Thread (39 messages) 39 messages, 3 authors, 2013-05-09

Re: [PATCH v5 00/31] kmemcg shrinkers

From: Dave Chinner <david@fromorbit.com>
Date: 2013-05-09 13:18:23
Also in: linux-fsdevel, linux-mm

On Thu, May 09, 2013 at 11:55:23AM +0100, Mel Gorman wrote:
On Thu, May 09, 2013 at 10:06:17AM +0400, Glauber Costa wrote:
quoted
[ Sending again, forgot to CC fsdevel. Shame on me ]
To Mel
======
I'm surprised Dave Chinner is not on the cc. He may or may not see it
on fsdevel.
I asked Glauber to send it to -fsdevel earlier today rather than
scattergun CC my RH email address with various patches in the
series. I'll be looking at this a bit more tomorrow now that I have
some new perf baselines I can use for comparison.
quoted
Mel, I have identified the overly aggressive behavior you noticed to be a bug
in the at-least-one-pass patch, that would ask the shrinkers to scan the full
batch even when total_scan < batch. They would do their best for it, and
eventually succeed. I also went further, and made that the behavior of direct
reclaim only - The only case that really matter for memcg, and one in which
we could argue that we are more or less desperate for small squeezes in memory.
Thank you very much for spotting this.

[WHAT THIS EXERCISE ASKS]
**1.** Using the kmemcg shrinkers thread, explain what caused the overly aggressive behavior that Mel noticed.
**2.** According to the kmemcg shrinkers thread, which mailing lists is Dave Chinner's reply also in?

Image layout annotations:
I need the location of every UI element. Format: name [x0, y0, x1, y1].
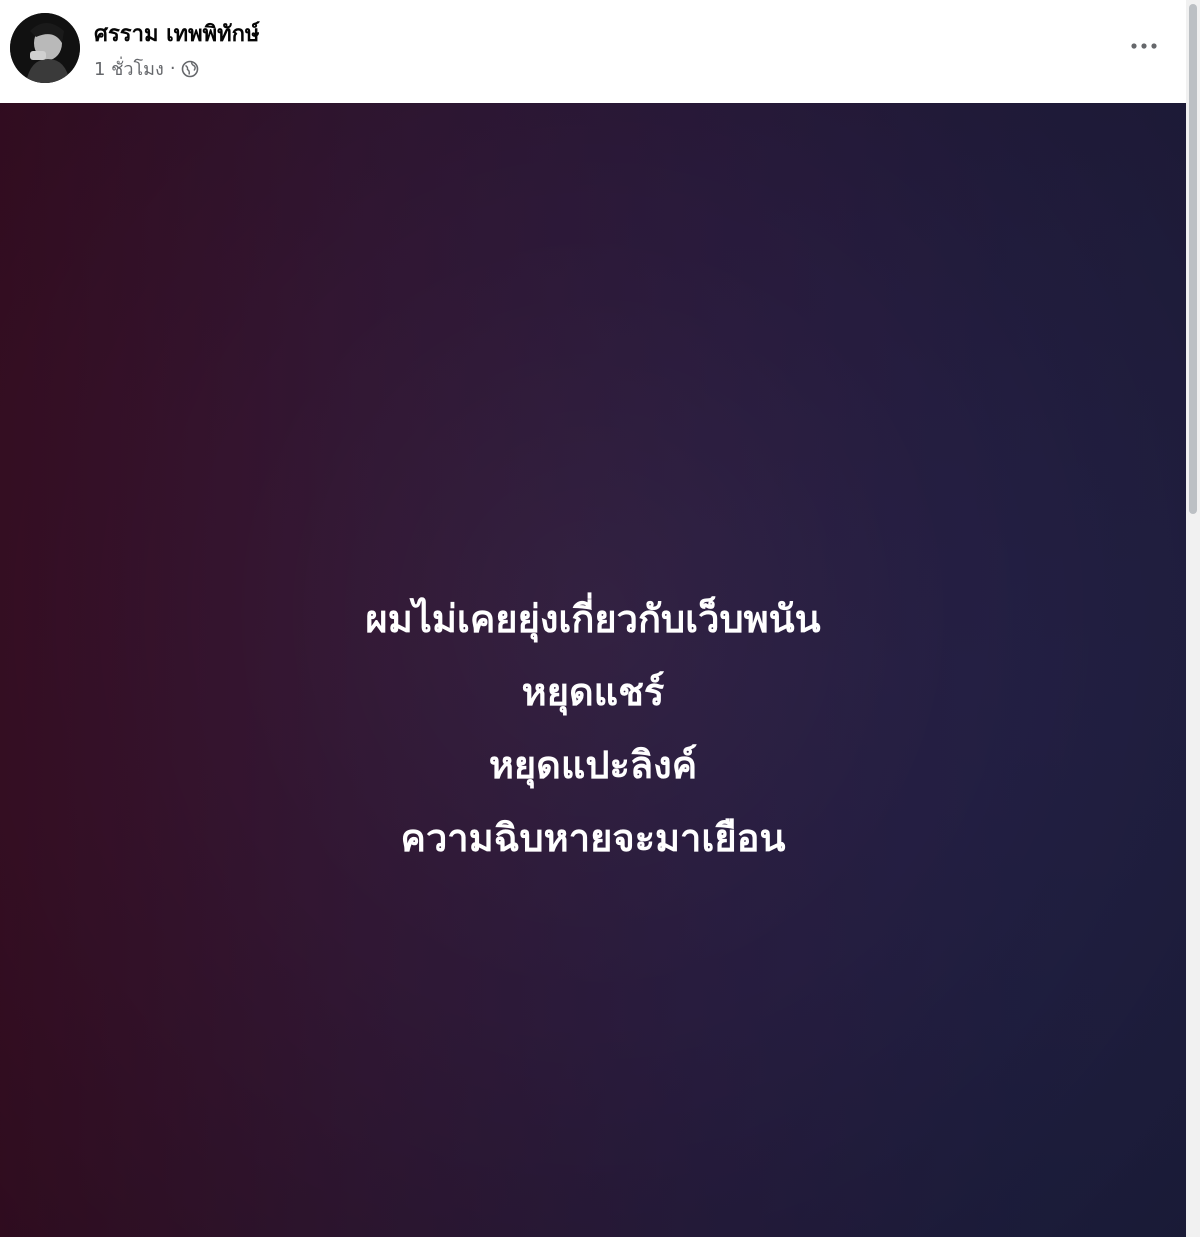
image-text-line-2: หยุดแชร์ [521, 670, 665, 714]
scrollbar-thumb[interactable] [1189, 4, 1197, 514]
facebook-post: ศรราม เทพพิทักษ์ 1 ชั่วโมง · ผมไม่เคยยุ่… [0, 0, 1200, 1237]
author-avatar[interactable] [10, 13, 80, 83]
more-options-icon [1131, 43, 1157, 49]
image-text-line-4: ความฉิบหายจะมาเยือน [400, 816, 786, 860]
more-options-button[interactable] [1122, 28, 1166, 64]
image-text: ผมไม่เคยยุ่งเกี่ยวกับเว็บพนัน หยุดแชร์ ห… [0, 583, 1186, 875]
post-meta: 1 ชั่วโมง · [94, 54, 199, 83]
scrollbar[interactable] [1186, 0, 1200, 1237]
meta-separator: · [169, 58, 176, 79]
image-text-line-1: ผมไม่เคยยุ่งเกี่ยวกับเว็บพนัน [365, 597, 821, 641]
profile-photo [10, 13, 80, 83]
post-image[interactable]: ผมไม่เคยยุ่งเกี่ยวกับเว็บพนัน หยุดแชร์ ห… [0, 103, 1186, 1237]
post-header: ศรราม เทพพิทักษ์ 1 ชั่วโมง · [0, 0, 1186, 103]
post-timestamp[interactable]: 1 ชั่วโมง [94, 54, 164, 83]
globe-icon[interactable] [181, 60, 199, 78]
author-name[interactable]: ศรราม เทพพิทักษ์ [94, 16, 259, 51]
image-text-line-3: หยุดแปะลิงค์ [488, 743, 698, 787]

[WRITTEN ANSWERS]
**1.** A bug in the at-least-one-pass patch made it ask the shrinkers to scan the full batch even when total_scan was smaller than batch. The shrinkers did their best to meet that request and eventually succeeded.

**2.** linux-fsdevel and linux-mm